# Aim of the task:
Copy out each line exactly; pictures stay out of the copy.
— begin Records to process —
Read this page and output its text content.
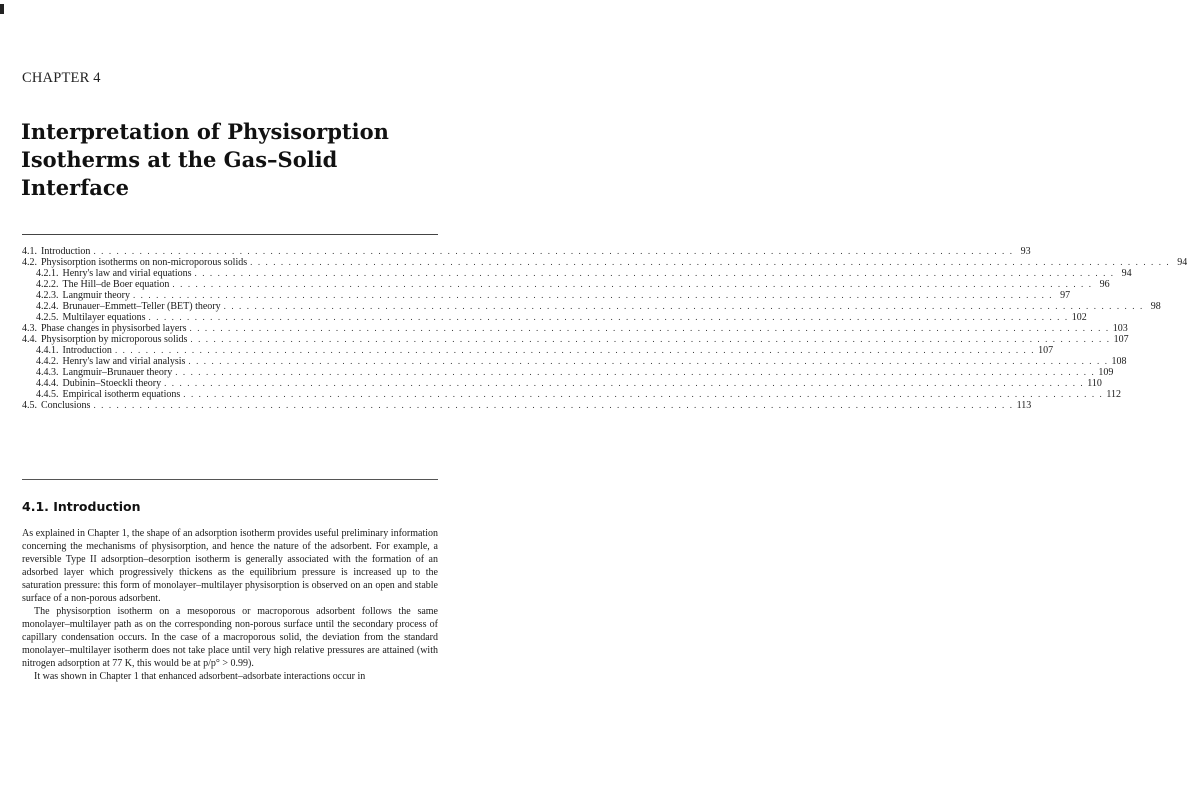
CHAPTER 4
Interpretation of Physisorption Isotherms at the Gas–Solid Interface
4.1. Introduction . . . . . . . . . . . . . . . . . . . . . . . . . . . . . . . . . . . . . . . . . . . . . . . . . . . . . . . . . . . . . . . . . . . . . . . . . . . . . . . . . . . . . . . . . . . . . . . . . . . . . . . . . . . . . . . . . . . . . . . . 93
4.2. Physisorption isotherms on non-microporous solids . . . . . . . . . . . . . . . . . . . . . . . . . . . . . . . . . . . . . . . . . . . . . . . . . . . . . . . . . . . . . . . . . . . . . . . . . . . . . . . . . . . . . . . . . . . . . . . . . . . . . . . . . . . . . . . . . . . . . . . . 94
4.2.1. Henry's law and virial equations . . . . . . . . . . . . . . . . . . . . . . . . . . . . . . . . . . . . . . . . . . . . . . . . . . . . . . . . . . . . . . . . . . . . . . . . . . . . . . . . . . . . . . . . . . . . . . . . . . . . . . . . . . . . . . . . . . . . . . . . 94
4.2.2. The Hill–de Boer equation . . . . . . . . . . . . . . . . . . . . . . . . . . . . . . . . . . . . . . . . . . . . . . . . . . . . . . . . . . . . . . . . . . . . . . . . . . . . . . . . . . . . . . . . . . . . . . . . . . . . . . . . . . . . . . . . . . . . . . . . 96
4.2.3. Langmuir theory . . . . . . . . . . . . . . . . . . . . . . . . . . . . . . . . . . . . . . . . . . . . . . . . . . . . . . . . . . . . . . . . . . . . . . . . . . . . . . . . . . . . . . . . . . . . . . . . . . . . . . . . . . . . . . . . . . . . . . . . 97
4.2.4. Brunauer–Emmett–Teller (BET) theory . . . . . . . . . . . . . . . . . . . . . . . . . . . . . . . . . . . . . . . . . . . . . . . . . . . . . . . . . . . . . . . . . . . . . . . . . . . . . . . . . . . . . . . . . . . . . . . . . . . . . . . . . . . . . . . . . . . . . . . . 98
4.2.5. Multilayer equations . . . . . . . . . . . . . . . . . . . . . . . . . . . . . . . . . . . . . . . . . . . . . . . . . . . . . . . . . . . . . . . . . . . . . . . . . . . . . . . . . . . . . . . . . . . . . . . . . . . . . . . . . . . . . . . . . . . . . . . . 102
4.3. Phase changes in physisorbed layers . . . . . . . . . . . . . . . . . . . . . . . . . . . . . . . . . . . . . . . . . . . . . . . . . . . . . . . . . . . . . . . . . . . . . . . . . . . . . . . . . . . . . . . . . . . . . . . . . . . . . . . . . . . . . . . . . . . . . . . . 103
4.4. Physisorption by microporous solids . . . . . . . . . . . . . . . . . . . . . . . . . . . . . . . . . . . . . . . . . . . . . . . . . . . . . . . . . . . . . . . . . . . . . . . . . . . . . . . . . . . . . . . . . . . . . . . . . . . . . . . . . . . . . . . . . . . . . . . . 107
4.4.1. Introduction . . . . . . . . . . . . . . . . . . . . . . . . . . . . . . . . . . . . . . . . . . . . . . . . . . . . . . . . . . . . . . . . . . . . . . . . . . . . . . . . . . . . . . . . . . . . . . . . . . . . . . . . . . . . . . . . . . . . . . . . 107
4.4.2. Henry's law and virial analysis . . . . . . . . . . . . . . . . . . . . . . . . . . . . . . . . . . . . . . . . . . . . . . . . . . . . . . . . . . . . . . . . . . . . . . . . . . . . . . . . . . . . . . . . . . . . . . . . . . . . . . . . . . . . . . . . . . . . . . . . 108
4.4.3. Langmuir–Brunauer theory . . . . . . . . . . . . . . . . . . . . . . . . . . . . . . . . . . . . . . . . . . . . . . . . . . . . . . . . . . . . . . . . . . . . . . . . . . . . . . . . . . . . . . . . . . . . . . . . . . . . . . . . . . . . . . . . . . . . . . . . 109
4.4.4. Dubinin–Stoeckli theory . . . . . . . . . . . . . . . . . . . . . . . . . . . . . . . . . . . . . . . . . . . . . . . . . . . . . . . . . . . . . . . . . . . . . . . . . . . . . . . . . . . . . . . . . . . . . . . . . . . . . . . . . . . . . . . . . . . . . . . . 110
4.4.5. Empirical isotherm equations . . . . . . . . . . . . . . . . . . . . . . . . . . . . . . . . . . . . . . . . . . . . . . . . . . . . . . . . . . . . . . . . . . . . . . . . . . . . . . . . . . . . . . . . . . . . . . . . . . . . . . . . . . . . . . . . . . . . . . . . 112
4.5. Conclusions . . . . . . . . . . . . . . . . . . . . . . . . . . . . . . . . . . . . . . . . . . . . . . . . . . . . . . . . . . . . . . . . . . . . . . . . . . . . . . . . . . . . . . . . . . . . . . . . . . . . . . . . . . . . . . . . . . . . . . . . 113
4.1. Introduction

As explained in Chapter 1, the shape of an adsorption isotherm provides useful preliminary information concerning the mechanisms of physisorption, and hence the nature of the adsorbent. For example, a reversible Type II adsorption–desorption isotherm is generally associated with the formation of an adsorbed layer which progressively thickens as the equilibrium pressure is increased up to the saturation pressure: this form of monolayer–multilayer physisorption is observed on an open and stable surface of a non-porous adsorbent.

The physisorption isotherm on a mesoporous or macroporous adsorbent follows the same monolayer–multilayer path as on the corresponding non-porous surface until the secondary process of capillary condensation occurs. In the case of a macroporous solid, the deviation from the standard monolayer–multilayer isotherm does not take place until very high relative pressures are attained (with nitrogen adsorption at 77 K, this would be at p/p° > 0.99).

It was shown in Chapter 1 that enhanced adsorbent–adsorbate interactions occur in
— end Records to process —
# Solution to this exercise:
Read this page and output its text content.
CHAPTER 4
Interpretation of Physisorption Isotherms at the Gas–Solid Interface
4.1. Introduction . . . . . . . . . . . . . . . . . . . . . . . . . . . . . . . . . . . . . . . . . . . . . . . . . . . . . . . . . . . . . . . . . . . . . . . . . . . . . . . . . . . . . . . . . . . . . . . . . . . . . . . . . . . . . . . . . . . . . . . . 93
4.2. Physisorption isotherms on non-microporous solids . . . . . . . . . . . . . . . . . . . . . . . . . . . . . . . . . . . . . . . . . . . . . . . . . . . . . . . . . . . . . . . . . . . . . . . . . . . . . . . . . . . . . . . . . . . . . . . . . . . . . . . . . . . . . . . . . . . . . . . . 94
4.2.1. Henry's law and virial equations . . . . . . . . . . . . . . . . . . . . . . . . . . . . . . . . . . . . . . . . . . . . . . . . . . . . . . . . . . . . . . . . . . . . . . . . . . . . . . . . . . . . . . . . . . . . . . . . . . . . . . . . . . . . . . . . . . . . . . . . 94
4.2.2. The Hill–de Boer equation . . . . . . . . . . . . . . . . . . . . . . . . . . . . . . . . . . . . . . . . . . . . . . . . . . . . . . . . . . . . . . . . . . . . . . . . . . . . . . . . . . . . . . . . . . . . . . . . . . . . . . . . . . . . . . . . . . . . . . . . 96
4.2.3. Langmuir theory . . . . . . . . . . . . . . . . . . . . . . . . . . . . . . . . . . . . . . . . . . . . . . . . . . . . . . . . . . . . . . . . . . . . . . . . . . . . . . . . . . . . . . . . . . . . . . . . . . . . . . . . . . . . . . . . . . . . . . . . 97
4.2.4. Brunauer–Emmett–Teller (BET) theory . . . . . . . . . . . . . . . . . . . . . . . . . . . . . . . . . . . . . . . . . . . . . . . . . . . . . . . . . . . . . . . . . . . . . . . . . . . . . . . . . . . . . . . . . . . . . . . . . . . . . . . . . . . . . . . . . . . . . . . . 98
4.2.5. Multilayer equations . . . . . . . . . . . . . . . . . . . . . . . . . . . . . . . . . . . . . . . . . . . . . . . . . . . . . . . . . . . . . . . . . . . . . . . . . . . . . . . . . . . . . . . . . . . . . . . . . . . . . . . . . . . . . . . . . . . . . . . . 102
4.3. Phase changes in physisorbed layers . . . . . . . . . . . . . . . . . . . . . . . . . . . . . . . . . . . . . . . . . . . . . . . . . . . . . . . . . . . . . . . . . . . . . . . . . . . . . . . . . . . . . . . . . . . . . . . . . . . . . . . . . . . . . . . . . . . . . . . . 103
4.4. Physisorption by microporous solids . . . . . . . . . . . . . . . . . . . . . . . . . . . . . . . . . . . . . . . . . . . . . . . . . . . . . . . . . . . . . . . . . . . . . . . . . . . . . . . . . . . . . . . . . . . . . . . . . . . . . . . . . . . . . . . . . . . . . . . . 107
4.4.1. Introduction . . . . . . . . . . . . . . . . . . . . . . . . . . . . . . . . . . . . . . . . . . . . . . . . . . . . . . . . . . . . . . . . . . . . . . . . . . . . . . . . . . . . . . . . . . . . . . . . . . . . . . . . . . . . . . . . . . . . . . . . 107
4.4.2. Henry's law and virial analysis . . . . . . . . . . . . . . . . . . . . . . . . . . . . . . . . . . . . . . . . . . . . . . . . . . . . . . . . . . . . . . . . . . . . . . . . . . . . . . . . . . . . . . . . . . . . . . . . . . . . . . . . . . . . . . . . . . . . . . . . 108
4.4.3. Langmuir–Brunauer theory . . . . . . . . . . . . . . . . . . . . . . . . . . . . . . . . . . . . . . . . . . . . . . . . . . . . . . . . . . . . . . . . . . . . . . . . . . . . . . . . . . . . . . . . . . . . . . . . . . . . . . . . . . . . . . . . . . . . . . . . 109
4.4.4. Dubinin–Stoeckli theory . . . . . . . . . . . . . . . . . . . . . . . . . . . . . . . . . . . . . . . . . . . . . . . . . . . . . . . . . . . . . . . . . . . . . . . . . . . . . . . . . . . . . . . . . . . . . . . . . . . . . . . . . . . . . . . . . . . . . . . . 110
4.4.5. Empirical isotherm equations . . . . . . . . . . . . . . . . . . . . . . . . . . . . . . . . . . . . . . . . . . . . . . . . . . . . . . . . . . . . . . . . . . . . . . . . . . . . . . . . . . . . . . . . . . . . . . . . . . . . . . . . . . . . . . . . . . . . . . . . 112
4.5. Conclusions . . . . . . . . . . . . . . . . . . . . . . . . . . . . . . . . . . . . . . . . . . . . . . . . . . . . . . . . . . . . . . . . . . . . . . . . . . . . . . . . . . . . . . . . . . . . . . . . . . . . . . . . . . . . . . . . . . . . . . . . 113
4.1. Introduction

As explained in Chapter 1, the shape of an adsorption isotherm provides useful preliminary information concerning the mechanisms of physisorption, and hence the nature of the adsorbent. For example, a reversible Type II adsorption–desorption isotherm is generally associated with the formation of an adsorbed layer which progressively thickens as the equilibrium pressure is increased up to the saturation pressure: this form of monolayer–multilayer physisorption is observed on an open and stable surface of a non-porous adsorbent.

The physisorption isotherm on a mesoporous or macroporous adsorbent follows the same monolayer–multilayer path as on the corresponding non-porous surface until the secondary process of capillary condensation occurs. In the case of a macroporous solid, the deviation from the standard monolayer–multilayer isotherm does not take place until very high relative pressures are attained (with nitrogen adsorption at 77 K, this would be at p/p° > 0.99).

It was shown in Chapter 1 that enhanced adsorbent–adsorbate interactions occur in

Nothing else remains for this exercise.